Work to complete: Read the records and gather each line that includes "qismdan".

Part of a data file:

_ _ _ _ _ _ _

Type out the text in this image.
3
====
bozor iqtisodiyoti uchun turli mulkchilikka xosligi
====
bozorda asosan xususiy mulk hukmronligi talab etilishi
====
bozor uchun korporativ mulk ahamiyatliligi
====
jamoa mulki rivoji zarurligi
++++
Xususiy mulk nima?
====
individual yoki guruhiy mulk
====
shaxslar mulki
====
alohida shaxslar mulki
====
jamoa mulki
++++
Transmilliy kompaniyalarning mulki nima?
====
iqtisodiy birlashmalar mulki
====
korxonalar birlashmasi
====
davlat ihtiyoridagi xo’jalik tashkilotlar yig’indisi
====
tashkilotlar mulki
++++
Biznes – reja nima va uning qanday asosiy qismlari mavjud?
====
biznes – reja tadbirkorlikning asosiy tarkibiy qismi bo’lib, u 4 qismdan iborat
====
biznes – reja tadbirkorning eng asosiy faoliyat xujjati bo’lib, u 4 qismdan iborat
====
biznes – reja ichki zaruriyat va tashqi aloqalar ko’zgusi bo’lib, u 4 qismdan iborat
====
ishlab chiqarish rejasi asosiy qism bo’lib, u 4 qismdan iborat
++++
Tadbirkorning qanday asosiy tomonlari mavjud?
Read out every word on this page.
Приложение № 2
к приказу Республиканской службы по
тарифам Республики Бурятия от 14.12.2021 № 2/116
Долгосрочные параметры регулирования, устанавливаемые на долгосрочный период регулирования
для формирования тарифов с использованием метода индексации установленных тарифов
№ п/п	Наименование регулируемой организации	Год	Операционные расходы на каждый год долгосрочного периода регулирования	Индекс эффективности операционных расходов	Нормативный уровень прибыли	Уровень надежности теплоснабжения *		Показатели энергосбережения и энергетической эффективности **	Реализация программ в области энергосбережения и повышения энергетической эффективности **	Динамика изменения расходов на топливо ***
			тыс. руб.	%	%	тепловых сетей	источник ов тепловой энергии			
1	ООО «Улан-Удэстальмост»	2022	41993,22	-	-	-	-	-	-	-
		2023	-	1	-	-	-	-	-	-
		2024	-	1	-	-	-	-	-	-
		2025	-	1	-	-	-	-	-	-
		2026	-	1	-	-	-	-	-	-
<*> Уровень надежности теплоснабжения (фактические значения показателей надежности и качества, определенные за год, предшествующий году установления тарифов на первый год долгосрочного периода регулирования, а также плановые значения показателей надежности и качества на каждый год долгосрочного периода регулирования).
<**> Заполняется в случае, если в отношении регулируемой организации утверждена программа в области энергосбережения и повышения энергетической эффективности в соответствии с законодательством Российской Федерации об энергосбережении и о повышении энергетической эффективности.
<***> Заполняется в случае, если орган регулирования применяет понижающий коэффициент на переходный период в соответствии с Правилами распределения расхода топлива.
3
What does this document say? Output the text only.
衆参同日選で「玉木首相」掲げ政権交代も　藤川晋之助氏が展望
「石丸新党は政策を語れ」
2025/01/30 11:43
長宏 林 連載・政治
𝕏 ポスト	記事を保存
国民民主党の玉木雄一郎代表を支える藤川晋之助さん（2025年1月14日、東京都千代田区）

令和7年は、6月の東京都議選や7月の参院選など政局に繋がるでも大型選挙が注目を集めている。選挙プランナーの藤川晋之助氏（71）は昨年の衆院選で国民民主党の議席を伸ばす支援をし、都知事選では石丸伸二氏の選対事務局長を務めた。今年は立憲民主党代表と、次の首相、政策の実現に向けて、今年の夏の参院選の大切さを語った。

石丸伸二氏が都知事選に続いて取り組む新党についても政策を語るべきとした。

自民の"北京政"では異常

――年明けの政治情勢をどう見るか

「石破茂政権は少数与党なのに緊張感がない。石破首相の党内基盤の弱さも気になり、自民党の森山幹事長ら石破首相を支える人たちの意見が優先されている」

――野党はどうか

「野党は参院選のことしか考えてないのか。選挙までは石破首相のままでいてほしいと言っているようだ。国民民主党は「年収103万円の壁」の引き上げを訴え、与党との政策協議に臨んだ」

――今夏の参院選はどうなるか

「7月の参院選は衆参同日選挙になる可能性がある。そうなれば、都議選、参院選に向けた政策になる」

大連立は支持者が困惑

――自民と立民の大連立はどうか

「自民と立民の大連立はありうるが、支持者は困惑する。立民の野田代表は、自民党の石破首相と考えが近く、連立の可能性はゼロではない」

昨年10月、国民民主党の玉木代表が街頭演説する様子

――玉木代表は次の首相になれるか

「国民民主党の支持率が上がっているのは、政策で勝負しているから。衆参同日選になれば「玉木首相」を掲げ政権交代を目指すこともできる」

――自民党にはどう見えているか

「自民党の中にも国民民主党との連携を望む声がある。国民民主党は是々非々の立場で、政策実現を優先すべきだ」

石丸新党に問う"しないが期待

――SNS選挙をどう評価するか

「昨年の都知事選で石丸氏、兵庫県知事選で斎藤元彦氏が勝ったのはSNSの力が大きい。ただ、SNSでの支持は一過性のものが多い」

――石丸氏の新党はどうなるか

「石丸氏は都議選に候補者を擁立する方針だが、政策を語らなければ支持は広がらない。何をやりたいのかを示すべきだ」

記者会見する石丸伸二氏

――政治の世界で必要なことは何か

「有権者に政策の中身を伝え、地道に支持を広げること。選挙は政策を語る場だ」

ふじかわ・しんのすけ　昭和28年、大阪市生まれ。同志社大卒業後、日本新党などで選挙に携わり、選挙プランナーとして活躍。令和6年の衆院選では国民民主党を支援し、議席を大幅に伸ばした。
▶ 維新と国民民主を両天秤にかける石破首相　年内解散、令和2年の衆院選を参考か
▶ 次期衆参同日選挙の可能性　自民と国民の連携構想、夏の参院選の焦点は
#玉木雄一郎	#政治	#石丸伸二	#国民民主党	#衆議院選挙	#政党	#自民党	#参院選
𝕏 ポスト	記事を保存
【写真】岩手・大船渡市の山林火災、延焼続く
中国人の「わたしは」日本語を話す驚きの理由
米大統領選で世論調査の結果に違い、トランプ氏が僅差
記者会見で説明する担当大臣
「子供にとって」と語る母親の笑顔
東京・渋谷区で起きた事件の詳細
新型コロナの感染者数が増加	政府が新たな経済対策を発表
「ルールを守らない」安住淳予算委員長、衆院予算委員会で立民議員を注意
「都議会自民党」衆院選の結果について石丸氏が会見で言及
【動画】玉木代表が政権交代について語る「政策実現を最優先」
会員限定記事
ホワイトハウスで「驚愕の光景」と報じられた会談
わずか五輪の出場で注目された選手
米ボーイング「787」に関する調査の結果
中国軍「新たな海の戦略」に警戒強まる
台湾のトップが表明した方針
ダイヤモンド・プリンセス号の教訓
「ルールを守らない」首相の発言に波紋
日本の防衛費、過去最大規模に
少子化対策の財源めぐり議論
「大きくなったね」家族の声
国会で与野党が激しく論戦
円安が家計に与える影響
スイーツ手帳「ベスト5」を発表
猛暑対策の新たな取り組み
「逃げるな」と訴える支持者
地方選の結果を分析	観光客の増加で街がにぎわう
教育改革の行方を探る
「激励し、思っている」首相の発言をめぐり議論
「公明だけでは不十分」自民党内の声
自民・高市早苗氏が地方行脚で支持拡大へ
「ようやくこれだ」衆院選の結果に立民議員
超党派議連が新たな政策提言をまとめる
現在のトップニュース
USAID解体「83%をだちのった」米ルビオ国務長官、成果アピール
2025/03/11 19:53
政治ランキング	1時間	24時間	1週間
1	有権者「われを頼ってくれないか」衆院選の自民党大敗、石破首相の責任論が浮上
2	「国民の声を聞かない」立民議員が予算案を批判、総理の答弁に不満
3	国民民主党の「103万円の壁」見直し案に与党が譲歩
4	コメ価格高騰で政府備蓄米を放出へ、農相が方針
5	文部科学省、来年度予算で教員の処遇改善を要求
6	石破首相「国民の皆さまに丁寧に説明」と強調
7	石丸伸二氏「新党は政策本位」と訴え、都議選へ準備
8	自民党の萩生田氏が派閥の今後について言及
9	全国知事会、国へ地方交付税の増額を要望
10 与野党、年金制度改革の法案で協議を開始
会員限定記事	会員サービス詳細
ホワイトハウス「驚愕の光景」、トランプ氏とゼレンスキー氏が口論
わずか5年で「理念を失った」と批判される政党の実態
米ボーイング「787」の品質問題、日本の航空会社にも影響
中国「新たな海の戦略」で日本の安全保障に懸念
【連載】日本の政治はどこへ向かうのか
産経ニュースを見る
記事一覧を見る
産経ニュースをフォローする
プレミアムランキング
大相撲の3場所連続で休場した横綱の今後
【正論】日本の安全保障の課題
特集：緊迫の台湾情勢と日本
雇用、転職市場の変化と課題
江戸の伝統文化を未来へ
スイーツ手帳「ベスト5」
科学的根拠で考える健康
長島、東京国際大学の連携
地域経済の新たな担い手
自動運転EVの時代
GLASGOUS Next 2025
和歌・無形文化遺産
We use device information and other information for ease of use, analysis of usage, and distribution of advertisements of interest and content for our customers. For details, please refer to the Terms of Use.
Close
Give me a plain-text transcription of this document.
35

_ _ _ _ _ _ _

Result for this task:
biznes – reja tadbirkorlikning asosiy tarkibiy qismi bo’lib, u 4 qismdan iborat
biznes – reja tadbirkorning eng asosiy faoliyat xujjati bo’lib, u 4 qismdan iborat
biznes – reja ichki zaruriyat va tashqi aloqalar ko’zgusi bo’lib, u 4 qismdan iborat
ishlab chiqarish rejasi asosiy qism bo’lib, u 4 qismdan iborat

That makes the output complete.